- **WORK TO DO**
Starting with the line that contains "Give me the", set down each line through the end of the entries below, exactly and with nothing added.

★ ★ ★

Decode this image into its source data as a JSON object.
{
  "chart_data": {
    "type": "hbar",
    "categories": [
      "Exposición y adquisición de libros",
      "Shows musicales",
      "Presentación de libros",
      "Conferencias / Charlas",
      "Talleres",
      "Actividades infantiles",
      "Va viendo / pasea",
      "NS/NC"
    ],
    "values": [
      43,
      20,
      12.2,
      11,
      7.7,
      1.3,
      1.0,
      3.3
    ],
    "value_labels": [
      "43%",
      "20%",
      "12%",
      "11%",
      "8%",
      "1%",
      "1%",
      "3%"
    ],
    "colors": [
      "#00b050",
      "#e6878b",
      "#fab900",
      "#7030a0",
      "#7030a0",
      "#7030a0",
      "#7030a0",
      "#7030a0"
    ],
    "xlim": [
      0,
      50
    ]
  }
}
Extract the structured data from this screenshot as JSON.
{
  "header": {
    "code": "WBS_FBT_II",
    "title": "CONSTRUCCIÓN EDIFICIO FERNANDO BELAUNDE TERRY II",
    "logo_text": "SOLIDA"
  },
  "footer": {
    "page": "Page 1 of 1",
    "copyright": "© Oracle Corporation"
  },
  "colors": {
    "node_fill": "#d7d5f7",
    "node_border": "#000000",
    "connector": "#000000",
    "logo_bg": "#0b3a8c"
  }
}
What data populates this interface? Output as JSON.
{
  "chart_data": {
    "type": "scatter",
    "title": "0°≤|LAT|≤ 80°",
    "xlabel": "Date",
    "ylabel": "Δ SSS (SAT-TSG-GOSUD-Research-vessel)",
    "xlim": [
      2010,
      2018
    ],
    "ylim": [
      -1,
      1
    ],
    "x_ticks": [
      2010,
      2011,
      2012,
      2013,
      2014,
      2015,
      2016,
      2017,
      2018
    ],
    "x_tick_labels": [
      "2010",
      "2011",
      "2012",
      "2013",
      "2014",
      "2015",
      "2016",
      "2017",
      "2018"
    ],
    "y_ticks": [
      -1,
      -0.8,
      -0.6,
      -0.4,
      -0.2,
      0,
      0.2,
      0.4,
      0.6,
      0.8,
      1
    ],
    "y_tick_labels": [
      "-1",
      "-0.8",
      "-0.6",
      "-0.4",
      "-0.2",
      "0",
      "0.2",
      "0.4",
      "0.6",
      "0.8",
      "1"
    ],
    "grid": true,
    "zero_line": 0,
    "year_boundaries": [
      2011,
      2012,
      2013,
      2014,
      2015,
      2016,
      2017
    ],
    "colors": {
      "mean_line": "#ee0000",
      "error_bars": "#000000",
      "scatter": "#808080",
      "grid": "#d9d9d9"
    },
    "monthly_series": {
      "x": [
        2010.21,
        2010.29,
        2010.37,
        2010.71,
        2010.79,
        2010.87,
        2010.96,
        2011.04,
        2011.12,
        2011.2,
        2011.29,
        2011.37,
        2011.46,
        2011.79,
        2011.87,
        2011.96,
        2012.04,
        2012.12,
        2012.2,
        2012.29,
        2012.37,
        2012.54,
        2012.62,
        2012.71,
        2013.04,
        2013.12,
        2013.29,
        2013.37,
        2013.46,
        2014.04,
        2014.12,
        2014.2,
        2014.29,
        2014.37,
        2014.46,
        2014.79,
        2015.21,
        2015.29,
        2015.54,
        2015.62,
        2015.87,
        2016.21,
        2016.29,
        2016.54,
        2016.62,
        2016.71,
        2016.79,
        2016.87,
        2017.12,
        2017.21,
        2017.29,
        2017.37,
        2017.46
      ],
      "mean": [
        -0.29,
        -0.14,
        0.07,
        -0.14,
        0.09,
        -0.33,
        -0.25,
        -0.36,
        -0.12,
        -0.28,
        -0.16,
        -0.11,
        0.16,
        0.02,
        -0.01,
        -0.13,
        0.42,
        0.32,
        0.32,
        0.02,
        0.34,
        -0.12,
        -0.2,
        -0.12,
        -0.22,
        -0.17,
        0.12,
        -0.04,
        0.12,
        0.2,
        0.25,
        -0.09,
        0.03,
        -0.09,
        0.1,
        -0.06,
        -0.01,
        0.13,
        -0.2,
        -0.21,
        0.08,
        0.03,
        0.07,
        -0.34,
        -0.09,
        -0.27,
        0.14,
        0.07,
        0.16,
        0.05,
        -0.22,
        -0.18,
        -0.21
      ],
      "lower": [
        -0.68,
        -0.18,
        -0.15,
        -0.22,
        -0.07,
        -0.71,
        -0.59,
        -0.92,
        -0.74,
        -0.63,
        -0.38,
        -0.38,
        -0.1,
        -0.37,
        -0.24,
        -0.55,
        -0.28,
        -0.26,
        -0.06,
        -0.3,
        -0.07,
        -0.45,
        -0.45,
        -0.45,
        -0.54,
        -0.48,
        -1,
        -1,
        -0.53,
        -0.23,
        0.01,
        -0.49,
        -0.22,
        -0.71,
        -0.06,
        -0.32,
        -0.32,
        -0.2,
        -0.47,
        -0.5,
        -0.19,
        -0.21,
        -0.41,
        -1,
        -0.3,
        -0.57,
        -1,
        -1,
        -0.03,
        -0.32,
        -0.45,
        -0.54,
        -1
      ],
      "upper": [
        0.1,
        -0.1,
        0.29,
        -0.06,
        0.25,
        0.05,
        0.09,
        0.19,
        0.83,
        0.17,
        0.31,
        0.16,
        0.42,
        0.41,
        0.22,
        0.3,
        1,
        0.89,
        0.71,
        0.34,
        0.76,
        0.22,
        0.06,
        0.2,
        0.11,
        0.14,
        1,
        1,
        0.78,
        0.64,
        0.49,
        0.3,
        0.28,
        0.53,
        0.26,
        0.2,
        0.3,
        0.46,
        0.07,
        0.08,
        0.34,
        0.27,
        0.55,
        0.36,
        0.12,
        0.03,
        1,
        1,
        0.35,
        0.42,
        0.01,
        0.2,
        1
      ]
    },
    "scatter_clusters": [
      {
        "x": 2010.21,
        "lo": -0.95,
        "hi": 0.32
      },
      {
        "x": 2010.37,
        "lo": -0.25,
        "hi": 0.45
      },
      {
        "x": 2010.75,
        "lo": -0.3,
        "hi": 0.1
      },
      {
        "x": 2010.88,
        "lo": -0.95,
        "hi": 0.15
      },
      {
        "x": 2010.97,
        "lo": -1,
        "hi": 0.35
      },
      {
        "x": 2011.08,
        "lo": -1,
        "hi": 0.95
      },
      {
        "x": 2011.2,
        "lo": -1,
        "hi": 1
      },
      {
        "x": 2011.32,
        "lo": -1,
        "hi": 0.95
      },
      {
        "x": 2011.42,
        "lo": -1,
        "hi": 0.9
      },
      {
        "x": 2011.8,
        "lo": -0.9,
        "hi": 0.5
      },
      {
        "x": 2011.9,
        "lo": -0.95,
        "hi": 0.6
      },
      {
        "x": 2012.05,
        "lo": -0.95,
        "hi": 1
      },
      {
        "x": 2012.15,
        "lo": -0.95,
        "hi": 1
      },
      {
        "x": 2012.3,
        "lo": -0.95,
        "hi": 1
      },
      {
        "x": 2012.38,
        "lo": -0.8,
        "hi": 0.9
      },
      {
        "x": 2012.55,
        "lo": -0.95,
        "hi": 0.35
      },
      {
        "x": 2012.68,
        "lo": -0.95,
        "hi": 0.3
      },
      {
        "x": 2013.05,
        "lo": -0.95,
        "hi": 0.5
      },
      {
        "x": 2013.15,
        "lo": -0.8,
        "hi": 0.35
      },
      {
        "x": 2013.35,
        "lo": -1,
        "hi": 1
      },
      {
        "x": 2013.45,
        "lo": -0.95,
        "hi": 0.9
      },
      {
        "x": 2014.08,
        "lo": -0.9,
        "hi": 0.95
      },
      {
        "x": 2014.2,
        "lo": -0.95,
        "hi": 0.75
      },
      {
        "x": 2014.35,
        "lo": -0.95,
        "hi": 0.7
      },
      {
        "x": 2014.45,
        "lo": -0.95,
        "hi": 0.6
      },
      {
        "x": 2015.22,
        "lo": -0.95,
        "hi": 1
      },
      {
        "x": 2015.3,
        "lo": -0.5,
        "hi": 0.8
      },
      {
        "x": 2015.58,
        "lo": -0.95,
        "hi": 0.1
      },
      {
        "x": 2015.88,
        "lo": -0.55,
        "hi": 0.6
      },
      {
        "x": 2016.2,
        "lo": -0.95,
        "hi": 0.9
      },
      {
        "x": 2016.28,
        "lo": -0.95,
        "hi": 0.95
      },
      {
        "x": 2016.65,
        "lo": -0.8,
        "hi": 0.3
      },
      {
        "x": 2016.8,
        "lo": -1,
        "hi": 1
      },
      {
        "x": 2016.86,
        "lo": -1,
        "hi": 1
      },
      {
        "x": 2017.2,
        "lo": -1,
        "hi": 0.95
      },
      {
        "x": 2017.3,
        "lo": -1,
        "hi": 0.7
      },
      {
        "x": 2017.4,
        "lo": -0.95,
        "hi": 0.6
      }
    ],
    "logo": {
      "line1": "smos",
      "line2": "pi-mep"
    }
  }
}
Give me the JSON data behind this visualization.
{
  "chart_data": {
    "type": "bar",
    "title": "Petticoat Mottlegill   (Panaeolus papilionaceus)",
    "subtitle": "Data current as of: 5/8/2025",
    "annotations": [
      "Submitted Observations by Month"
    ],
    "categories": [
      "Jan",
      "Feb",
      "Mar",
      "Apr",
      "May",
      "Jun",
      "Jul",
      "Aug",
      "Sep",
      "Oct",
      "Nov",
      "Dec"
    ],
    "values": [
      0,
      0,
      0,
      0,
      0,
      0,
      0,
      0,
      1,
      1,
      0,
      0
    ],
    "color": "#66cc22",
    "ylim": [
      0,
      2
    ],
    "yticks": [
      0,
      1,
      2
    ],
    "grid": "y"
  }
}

★ ★ ★

- **TASK RESPONSE**
Give me the JSON data behind this visualization.
{
  "chart_data": {
    "type": "bar",
    "title": "Petticoat Mottlegill   (Panaeolus papilionaceus)",
    "subtitle": "Data current as of: 5/8/2025",
    "annotations": [
      "Submitted Observations by Month"
    ],
    "categories": [
      "Jan",
      "Feb",
      "Mar",
      "Apr",
      "May",
      "Jun",
      "Jul",
      "Aug",
      "Sep",
      "Oct",
      "Nov",
      "Dec"
    ],
    "values": [
      0,
      0,
      0,
      0,
      0,
      0,
      0,
      0,
      1,
      1,
      0,
      0
    ],
    "color": "#66cc22",
    "ylim": [
      0,
      2
    ],
    "yticks": [
      0,
      1,
      2
    ],
    "grid": "y"
  }
}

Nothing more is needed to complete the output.